Data listing.
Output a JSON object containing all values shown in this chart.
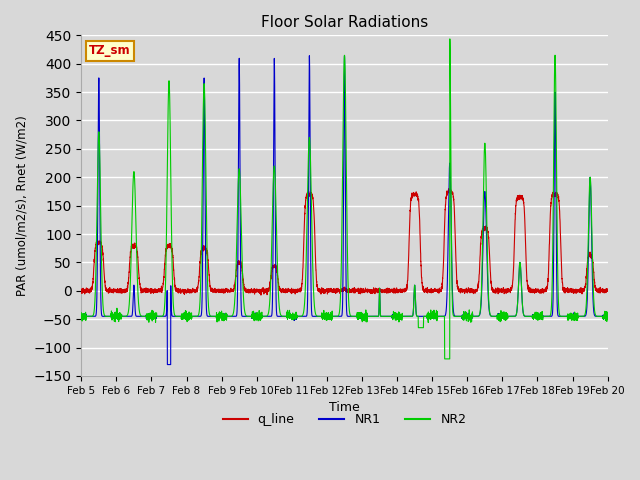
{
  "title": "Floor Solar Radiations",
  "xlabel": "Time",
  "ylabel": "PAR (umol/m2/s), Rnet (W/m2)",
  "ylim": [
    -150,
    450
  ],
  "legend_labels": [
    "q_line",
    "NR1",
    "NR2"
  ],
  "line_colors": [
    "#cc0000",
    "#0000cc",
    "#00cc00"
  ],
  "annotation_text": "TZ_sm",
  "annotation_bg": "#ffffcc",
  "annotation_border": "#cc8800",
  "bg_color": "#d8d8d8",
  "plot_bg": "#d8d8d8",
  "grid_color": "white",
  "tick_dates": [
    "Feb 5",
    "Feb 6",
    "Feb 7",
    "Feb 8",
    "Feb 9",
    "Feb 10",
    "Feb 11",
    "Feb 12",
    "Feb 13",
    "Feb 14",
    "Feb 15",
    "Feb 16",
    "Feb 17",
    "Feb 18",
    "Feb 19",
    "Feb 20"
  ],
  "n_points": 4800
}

GIVEN EXERCISE. Drop the pictures and reproduce the rest of the entries above exactly.

TASK SOLUTION.
Output a JSON object containing all values shown in this chart.
{
  "title": "Floor Solar Radiations",
  "xlabel": "Time",
  "ylabel": "PAR (umol/m2/s), Rnet (W/m2)",
  "ylim": [
    -150,
    450
  ],
  "legend_labels": [
    "q_line",
    "NR1",
    "NR2"
  ],
  "line_colors": [
    "#cc0000",
    "#0000cc",
    "#00cc00"
  ],
  "annotation_text": "TZ_sm",
  "annotation_bg": "#ffffcc",
  "annotation_border": "#cc8800",
  "bg_color": "#d8d8d8",
  "plot_bg": "#d8d8d8",
  "grid_color": "white",
  "tick_dates": [
    "Feb 5",
    "Feb 6",
    "Feb 7",
    "Feb 8",
    "Feb 9",
    "Feb 10",
    "Feb 11",
    "Feb 12",
    "Feb 13",
    "Feb 14",
    "Feb 15",
    "Feb 16",
    "Feb 17",
    "Feb 18",
    "Feb 19",
    "Feb 20"
  ],
  "n_points": 4800
}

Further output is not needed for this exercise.